● Problem details: Copy the records below word for word, starting at their first line and ending with the line that contains "ruler-mm-label: 40 bbox=[1421, 571, 1449, 602]". Include both of those lines.
----
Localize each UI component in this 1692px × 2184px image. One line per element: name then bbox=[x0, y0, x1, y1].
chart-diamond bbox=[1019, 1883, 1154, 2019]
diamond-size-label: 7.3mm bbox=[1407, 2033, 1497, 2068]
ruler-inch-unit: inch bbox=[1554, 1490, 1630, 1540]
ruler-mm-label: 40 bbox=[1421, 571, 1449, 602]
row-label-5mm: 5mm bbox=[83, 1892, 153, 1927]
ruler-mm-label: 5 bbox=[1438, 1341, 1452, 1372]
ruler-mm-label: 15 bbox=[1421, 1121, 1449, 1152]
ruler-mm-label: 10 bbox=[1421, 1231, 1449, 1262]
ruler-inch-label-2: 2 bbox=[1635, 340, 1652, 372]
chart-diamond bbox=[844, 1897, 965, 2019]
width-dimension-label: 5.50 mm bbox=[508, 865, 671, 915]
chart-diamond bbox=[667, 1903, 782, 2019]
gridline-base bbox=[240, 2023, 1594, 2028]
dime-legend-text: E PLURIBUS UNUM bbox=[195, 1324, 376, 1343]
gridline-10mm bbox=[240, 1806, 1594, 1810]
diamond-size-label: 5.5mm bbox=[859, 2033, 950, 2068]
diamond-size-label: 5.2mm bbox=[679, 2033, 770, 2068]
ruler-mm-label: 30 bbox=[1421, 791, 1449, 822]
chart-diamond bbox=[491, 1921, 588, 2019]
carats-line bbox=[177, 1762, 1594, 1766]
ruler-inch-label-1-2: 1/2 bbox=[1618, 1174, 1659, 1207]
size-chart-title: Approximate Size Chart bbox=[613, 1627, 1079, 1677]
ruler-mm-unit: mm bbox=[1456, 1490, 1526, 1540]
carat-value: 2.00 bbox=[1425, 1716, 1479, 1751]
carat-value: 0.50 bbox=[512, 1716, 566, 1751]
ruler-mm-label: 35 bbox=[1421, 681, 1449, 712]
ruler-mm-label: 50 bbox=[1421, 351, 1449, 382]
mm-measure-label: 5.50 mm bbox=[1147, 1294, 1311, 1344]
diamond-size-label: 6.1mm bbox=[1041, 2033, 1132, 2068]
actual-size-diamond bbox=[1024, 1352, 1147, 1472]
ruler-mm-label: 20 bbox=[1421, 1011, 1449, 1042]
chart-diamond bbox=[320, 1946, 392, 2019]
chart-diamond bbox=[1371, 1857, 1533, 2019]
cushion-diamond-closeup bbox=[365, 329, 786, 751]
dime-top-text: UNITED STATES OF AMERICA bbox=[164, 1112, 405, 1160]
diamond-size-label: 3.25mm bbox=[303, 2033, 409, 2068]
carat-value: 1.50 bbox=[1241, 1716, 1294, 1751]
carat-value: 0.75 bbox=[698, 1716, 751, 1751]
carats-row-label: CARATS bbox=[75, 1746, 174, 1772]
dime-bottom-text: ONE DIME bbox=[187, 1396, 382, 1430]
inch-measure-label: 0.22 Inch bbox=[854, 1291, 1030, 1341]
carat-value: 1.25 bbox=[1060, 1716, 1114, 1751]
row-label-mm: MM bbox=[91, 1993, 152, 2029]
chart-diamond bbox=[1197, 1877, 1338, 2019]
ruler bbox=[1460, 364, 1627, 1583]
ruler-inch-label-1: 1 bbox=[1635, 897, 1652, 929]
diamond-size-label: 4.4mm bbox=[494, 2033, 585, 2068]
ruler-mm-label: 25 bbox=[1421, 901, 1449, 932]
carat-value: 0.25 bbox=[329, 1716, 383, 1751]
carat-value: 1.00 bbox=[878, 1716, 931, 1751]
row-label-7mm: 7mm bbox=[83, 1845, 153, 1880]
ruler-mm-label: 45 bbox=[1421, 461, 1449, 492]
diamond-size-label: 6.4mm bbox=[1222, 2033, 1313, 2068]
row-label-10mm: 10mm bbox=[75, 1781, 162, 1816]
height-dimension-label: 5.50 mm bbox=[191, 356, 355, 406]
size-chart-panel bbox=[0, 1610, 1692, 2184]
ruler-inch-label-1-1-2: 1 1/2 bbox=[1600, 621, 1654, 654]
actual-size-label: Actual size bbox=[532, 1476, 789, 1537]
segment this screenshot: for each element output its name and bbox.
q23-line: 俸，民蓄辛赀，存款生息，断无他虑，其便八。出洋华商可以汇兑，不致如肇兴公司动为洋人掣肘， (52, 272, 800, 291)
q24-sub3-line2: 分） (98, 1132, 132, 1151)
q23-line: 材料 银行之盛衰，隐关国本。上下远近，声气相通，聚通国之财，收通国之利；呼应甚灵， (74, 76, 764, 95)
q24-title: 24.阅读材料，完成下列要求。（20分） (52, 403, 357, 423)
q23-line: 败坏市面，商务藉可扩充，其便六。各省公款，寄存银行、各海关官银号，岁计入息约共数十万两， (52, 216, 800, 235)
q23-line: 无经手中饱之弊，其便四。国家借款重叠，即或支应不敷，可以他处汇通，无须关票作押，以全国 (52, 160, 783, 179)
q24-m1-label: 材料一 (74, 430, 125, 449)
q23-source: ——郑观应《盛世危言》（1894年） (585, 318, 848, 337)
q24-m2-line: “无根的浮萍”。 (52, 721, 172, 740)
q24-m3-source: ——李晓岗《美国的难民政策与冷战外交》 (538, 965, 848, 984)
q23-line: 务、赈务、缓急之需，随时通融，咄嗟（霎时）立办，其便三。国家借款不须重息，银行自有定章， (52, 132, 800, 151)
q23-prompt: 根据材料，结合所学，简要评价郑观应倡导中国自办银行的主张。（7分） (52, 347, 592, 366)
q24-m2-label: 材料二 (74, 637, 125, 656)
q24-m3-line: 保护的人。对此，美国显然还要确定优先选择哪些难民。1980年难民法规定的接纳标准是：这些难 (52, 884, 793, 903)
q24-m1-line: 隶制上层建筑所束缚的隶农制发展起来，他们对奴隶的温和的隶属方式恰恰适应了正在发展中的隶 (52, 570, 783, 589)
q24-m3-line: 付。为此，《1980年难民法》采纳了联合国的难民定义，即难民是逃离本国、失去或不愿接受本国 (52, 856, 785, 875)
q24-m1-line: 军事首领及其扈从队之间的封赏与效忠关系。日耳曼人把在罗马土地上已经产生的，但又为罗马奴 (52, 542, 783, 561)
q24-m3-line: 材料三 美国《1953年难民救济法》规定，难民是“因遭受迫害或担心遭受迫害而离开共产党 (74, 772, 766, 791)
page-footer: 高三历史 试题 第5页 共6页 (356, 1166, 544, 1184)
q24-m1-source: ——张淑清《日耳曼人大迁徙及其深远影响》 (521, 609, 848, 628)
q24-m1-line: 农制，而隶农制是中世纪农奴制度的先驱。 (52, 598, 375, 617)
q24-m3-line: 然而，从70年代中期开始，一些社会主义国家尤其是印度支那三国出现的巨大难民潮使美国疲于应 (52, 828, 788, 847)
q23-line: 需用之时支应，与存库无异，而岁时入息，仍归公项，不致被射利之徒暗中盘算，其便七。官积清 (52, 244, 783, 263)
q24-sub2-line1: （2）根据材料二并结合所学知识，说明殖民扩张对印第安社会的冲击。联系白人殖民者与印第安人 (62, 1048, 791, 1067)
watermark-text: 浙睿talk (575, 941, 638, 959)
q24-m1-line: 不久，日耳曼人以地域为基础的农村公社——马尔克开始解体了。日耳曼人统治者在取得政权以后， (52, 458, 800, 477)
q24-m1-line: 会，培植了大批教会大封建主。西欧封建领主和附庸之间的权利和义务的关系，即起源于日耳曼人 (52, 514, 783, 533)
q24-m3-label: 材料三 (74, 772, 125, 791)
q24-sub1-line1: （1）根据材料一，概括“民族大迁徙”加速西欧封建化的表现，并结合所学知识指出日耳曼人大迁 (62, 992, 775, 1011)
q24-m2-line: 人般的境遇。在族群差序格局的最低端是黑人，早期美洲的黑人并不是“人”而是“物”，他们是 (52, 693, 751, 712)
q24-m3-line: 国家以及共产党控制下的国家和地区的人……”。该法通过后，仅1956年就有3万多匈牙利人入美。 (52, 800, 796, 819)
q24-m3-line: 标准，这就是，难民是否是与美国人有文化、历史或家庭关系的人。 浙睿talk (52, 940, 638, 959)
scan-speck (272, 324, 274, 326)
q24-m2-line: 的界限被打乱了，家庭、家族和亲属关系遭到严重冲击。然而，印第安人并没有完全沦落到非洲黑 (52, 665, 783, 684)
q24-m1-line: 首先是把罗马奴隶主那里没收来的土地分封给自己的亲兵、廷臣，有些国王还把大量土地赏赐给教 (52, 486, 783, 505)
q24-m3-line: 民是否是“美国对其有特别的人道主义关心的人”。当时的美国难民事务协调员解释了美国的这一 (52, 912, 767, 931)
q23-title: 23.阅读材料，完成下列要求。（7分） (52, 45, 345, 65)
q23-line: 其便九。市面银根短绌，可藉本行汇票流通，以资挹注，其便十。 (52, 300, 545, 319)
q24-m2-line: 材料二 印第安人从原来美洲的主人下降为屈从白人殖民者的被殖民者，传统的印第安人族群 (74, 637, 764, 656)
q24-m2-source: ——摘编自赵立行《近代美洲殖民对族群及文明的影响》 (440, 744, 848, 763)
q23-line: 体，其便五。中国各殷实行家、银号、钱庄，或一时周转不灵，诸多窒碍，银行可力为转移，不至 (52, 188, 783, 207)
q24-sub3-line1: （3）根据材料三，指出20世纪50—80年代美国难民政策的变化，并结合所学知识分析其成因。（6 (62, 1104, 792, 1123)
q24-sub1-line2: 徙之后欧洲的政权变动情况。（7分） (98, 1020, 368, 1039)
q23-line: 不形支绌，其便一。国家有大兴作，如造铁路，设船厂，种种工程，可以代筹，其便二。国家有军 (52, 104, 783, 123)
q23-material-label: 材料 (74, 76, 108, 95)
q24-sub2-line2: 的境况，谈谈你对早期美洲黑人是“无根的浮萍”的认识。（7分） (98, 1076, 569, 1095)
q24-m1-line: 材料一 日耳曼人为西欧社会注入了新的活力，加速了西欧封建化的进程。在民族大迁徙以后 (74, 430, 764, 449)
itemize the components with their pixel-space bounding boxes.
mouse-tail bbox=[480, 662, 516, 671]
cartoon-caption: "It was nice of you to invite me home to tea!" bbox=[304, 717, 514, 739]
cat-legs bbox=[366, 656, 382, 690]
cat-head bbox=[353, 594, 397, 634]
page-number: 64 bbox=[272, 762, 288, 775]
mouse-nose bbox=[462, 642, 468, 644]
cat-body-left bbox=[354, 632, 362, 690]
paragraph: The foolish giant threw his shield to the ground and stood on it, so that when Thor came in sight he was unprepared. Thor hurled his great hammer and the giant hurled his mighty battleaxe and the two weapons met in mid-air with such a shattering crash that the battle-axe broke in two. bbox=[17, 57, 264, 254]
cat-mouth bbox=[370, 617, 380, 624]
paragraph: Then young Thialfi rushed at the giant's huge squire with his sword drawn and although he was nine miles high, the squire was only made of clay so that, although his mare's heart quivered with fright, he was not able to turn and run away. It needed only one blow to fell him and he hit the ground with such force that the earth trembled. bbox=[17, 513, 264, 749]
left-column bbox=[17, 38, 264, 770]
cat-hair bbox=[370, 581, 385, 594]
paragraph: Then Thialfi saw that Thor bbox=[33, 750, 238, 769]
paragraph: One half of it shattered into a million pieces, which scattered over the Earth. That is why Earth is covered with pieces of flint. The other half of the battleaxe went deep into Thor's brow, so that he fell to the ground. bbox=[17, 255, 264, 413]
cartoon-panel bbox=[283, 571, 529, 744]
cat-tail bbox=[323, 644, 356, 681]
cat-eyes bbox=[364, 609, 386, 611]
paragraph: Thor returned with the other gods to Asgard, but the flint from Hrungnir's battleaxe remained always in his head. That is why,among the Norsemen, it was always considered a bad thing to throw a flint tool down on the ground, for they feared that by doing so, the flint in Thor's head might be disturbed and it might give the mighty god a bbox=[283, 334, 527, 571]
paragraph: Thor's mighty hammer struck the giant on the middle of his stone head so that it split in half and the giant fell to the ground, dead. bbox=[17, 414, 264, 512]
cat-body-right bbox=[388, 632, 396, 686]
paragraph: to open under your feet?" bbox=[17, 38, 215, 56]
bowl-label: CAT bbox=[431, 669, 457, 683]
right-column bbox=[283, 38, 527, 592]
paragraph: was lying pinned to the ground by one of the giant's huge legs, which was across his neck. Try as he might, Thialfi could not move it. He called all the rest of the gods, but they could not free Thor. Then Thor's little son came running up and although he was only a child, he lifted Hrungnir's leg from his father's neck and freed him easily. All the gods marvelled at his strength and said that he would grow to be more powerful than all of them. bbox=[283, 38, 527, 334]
----
● Exercise solution:
Localize each UI component in this 1692px × 2184px image. One line per element: name then bbox=[x0, y0, x1, y1].
chart-diamond bbox=[1019, 1883, 1154, 2019]
diamond-size-label: 7.3mm bbox=[1407, 2033, 1497, 2068]
ruler-inch-unit: inch bbox=[1554, 1490, 1630, 1540]
ruler-mm-label: 40 bbox=[1421, 571, 1449, 602]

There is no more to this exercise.